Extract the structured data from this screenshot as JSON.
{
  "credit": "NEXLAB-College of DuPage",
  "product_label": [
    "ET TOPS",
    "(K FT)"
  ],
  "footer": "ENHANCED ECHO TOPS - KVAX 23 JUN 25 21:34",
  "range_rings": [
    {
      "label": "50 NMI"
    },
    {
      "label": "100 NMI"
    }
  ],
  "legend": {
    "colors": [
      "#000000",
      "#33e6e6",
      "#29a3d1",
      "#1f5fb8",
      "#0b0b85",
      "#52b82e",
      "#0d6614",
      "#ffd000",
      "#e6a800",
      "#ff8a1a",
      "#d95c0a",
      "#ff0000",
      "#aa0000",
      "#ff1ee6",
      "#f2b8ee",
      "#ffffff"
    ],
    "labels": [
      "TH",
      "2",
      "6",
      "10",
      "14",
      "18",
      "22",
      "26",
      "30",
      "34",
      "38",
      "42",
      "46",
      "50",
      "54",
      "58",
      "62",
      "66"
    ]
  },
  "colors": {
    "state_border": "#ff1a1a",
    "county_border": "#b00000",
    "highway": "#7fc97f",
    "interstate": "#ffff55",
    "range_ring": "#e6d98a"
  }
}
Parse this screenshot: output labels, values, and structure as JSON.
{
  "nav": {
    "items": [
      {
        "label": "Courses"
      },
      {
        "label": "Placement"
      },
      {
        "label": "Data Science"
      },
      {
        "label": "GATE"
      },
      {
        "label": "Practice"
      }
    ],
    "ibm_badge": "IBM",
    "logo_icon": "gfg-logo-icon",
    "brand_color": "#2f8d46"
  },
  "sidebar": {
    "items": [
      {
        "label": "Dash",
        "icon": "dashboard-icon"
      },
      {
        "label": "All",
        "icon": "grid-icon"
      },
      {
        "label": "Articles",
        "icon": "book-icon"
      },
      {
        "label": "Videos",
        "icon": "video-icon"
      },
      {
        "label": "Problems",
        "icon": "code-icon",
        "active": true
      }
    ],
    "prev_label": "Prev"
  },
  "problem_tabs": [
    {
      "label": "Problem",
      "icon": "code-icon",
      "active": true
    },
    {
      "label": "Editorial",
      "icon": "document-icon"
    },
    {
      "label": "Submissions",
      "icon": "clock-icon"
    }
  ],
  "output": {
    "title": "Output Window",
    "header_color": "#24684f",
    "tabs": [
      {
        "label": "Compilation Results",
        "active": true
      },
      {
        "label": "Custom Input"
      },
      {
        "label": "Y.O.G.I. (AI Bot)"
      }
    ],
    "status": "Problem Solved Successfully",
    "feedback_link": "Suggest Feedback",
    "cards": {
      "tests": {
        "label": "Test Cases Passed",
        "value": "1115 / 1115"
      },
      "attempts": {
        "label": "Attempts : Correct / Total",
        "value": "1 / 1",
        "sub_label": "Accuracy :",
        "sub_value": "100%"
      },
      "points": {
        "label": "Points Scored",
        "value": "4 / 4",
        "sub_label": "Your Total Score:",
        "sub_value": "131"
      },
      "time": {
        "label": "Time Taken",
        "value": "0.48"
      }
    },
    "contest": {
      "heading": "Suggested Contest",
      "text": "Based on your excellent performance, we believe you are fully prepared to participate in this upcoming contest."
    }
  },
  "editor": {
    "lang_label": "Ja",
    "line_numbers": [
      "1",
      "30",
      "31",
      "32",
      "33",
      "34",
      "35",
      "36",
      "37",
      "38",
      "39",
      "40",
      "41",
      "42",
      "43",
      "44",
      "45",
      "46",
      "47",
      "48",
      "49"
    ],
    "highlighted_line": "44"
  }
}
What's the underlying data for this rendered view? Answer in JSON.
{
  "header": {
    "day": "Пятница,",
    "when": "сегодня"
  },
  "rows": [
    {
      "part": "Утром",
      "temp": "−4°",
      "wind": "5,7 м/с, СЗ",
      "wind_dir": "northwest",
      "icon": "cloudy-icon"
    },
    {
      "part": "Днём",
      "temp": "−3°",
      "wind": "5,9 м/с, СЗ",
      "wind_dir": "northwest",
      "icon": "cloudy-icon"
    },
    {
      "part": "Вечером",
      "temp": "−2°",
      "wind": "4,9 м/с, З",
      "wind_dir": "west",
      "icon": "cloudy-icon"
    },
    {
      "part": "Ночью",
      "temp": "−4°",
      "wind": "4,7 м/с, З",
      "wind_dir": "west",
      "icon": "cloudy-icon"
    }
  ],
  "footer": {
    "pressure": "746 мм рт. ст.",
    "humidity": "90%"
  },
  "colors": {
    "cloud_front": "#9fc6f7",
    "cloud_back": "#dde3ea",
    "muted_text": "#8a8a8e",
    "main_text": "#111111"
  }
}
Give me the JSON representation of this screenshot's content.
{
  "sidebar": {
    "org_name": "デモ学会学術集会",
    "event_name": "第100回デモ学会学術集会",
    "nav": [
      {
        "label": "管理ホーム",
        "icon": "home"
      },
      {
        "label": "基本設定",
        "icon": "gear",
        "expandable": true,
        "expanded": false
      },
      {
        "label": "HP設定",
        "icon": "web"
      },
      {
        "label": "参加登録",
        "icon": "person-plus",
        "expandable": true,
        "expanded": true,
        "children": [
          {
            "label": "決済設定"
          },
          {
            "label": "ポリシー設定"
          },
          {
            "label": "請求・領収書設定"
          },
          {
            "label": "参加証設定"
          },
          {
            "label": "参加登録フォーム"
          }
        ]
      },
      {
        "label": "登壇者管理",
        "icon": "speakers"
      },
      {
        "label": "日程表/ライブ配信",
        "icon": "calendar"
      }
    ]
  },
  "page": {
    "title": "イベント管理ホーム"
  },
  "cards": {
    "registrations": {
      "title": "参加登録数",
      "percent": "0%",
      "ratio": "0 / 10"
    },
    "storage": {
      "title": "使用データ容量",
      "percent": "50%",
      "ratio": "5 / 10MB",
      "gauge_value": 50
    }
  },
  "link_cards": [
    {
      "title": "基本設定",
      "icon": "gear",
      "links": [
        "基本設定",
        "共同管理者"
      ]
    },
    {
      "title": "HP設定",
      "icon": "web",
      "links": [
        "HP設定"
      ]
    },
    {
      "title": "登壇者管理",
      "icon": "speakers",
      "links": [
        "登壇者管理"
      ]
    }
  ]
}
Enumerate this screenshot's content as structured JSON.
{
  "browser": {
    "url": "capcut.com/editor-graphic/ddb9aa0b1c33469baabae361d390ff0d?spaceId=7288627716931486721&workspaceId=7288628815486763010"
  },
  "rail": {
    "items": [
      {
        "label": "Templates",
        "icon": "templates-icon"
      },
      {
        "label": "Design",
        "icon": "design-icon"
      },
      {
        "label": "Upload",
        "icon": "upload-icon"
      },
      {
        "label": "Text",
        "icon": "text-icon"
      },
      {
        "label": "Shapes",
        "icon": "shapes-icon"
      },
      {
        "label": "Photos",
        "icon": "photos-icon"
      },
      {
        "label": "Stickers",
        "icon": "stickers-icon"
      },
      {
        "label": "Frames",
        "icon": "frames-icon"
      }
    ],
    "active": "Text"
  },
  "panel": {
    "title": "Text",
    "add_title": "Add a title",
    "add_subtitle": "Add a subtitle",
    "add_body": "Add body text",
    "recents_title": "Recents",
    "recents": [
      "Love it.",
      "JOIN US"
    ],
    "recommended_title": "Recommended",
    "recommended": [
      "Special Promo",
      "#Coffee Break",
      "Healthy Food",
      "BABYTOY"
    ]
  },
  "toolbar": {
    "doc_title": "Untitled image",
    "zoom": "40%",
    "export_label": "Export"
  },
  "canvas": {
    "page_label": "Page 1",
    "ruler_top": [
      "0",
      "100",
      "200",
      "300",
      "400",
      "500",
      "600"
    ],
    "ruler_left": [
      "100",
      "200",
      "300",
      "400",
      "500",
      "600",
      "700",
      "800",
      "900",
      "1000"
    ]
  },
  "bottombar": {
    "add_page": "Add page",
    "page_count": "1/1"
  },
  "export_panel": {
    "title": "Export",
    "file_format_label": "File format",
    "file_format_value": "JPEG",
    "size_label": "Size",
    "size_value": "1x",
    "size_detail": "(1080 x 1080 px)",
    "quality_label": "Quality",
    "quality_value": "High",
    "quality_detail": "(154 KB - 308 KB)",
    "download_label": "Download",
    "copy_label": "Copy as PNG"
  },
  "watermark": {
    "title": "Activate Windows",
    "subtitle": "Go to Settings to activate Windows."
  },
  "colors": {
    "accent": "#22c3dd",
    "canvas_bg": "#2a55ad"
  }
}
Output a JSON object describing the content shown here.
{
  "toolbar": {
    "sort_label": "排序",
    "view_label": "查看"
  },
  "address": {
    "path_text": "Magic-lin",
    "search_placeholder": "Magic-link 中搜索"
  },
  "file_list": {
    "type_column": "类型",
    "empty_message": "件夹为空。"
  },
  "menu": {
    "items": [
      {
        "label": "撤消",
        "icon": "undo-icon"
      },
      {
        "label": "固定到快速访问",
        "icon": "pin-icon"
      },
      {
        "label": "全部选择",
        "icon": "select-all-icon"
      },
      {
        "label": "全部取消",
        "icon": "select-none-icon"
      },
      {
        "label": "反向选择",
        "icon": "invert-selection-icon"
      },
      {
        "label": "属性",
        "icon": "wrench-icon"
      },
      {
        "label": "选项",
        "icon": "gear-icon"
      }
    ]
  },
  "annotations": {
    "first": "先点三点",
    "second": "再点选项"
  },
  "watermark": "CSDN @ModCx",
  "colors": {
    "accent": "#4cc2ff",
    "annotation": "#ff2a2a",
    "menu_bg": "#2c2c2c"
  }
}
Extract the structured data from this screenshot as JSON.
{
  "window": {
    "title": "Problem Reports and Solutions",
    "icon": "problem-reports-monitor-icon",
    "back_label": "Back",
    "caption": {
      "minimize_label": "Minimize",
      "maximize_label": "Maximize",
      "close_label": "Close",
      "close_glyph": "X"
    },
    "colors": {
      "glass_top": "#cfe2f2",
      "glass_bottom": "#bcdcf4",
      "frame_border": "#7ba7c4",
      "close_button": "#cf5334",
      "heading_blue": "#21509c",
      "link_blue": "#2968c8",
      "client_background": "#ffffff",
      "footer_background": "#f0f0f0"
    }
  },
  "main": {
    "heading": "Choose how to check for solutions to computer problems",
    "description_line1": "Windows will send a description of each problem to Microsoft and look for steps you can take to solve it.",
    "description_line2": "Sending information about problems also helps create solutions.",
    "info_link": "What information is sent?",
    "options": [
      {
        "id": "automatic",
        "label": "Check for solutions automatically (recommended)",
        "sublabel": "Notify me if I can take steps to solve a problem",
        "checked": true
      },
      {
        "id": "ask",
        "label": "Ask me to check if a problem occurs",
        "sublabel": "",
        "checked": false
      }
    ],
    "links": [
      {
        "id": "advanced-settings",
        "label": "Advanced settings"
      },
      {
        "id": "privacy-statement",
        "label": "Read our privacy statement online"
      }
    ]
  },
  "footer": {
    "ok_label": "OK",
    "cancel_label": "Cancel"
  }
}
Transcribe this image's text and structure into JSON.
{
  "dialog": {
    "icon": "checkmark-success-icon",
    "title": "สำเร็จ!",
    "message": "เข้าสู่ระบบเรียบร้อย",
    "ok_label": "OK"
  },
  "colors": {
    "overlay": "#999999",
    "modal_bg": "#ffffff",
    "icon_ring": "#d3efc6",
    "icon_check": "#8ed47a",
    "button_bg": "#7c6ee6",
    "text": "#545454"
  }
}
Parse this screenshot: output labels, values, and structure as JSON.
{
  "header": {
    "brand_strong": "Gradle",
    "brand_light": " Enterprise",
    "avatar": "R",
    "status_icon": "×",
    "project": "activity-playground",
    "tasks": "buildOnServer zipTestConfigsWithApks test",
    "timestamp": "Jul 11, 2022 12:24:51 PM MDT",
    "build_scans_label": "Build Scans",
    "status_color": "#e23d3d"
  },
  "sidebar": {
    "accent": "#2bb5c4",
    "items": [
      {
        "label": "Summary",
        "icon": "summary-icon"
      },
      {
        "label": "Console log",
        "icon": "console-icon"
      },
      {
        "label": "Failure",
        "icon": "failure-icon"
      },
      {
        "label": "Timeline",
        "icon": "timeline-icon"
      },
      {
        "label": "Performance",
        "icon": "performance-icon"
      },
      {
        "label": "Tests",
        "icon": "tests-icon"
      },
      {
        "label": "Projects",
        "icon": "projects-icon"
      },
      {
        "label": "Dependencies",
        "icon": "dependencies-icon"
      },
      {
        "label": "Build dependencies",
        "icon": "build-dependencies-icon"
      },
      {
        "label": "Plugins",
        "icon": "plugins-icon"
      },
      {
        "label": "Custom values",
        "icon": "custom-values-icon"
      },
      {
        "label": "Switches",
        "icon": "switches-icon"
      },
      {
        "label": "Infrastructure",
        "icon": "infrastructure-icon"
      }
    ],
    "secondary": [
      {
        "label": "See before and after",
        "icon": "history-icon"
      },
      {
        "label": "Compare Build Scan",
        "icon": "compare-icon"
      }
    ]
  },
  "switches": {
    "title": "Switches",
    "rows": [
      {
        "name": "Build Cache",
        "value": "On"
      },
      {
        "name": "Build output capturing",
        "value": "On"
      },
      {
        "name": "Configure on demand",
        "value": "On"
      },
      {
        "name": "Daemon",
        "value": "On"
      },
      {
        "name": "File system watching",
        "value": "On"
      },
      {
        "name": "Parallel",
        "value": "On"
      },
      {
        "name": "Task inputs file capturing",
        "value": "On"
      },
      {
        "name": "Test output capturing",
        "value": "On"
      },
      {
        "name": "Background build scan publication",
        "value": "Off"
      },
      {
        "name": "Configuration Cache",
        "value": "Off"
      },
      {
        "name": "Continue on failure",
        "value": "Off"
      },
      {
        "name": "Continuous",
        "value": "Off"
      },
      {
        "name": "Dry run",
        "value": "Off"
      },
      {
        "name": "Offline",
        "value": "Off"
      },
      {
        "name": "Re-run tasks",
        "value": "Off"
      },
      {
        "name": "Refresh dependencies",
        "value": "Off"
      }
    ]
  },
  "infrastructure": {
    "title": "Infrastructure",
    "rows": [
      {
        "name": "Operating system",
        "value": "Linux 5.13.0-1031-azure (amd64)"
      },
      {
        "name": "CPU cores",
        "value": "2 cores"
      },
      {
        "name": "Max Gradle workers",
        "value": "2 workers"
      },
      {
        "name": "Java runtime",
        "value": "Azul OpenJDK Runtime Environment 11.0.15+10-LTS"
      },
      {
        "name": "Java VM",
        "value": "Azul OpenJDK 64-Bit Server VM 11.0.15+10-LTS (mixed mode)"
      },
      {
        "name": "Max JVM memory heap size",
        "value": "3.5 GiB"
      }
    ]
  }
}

AIM:
Say how many lines include the word "steps"; reply with the number alone.

OUTPUT FOR THIS TASK:
2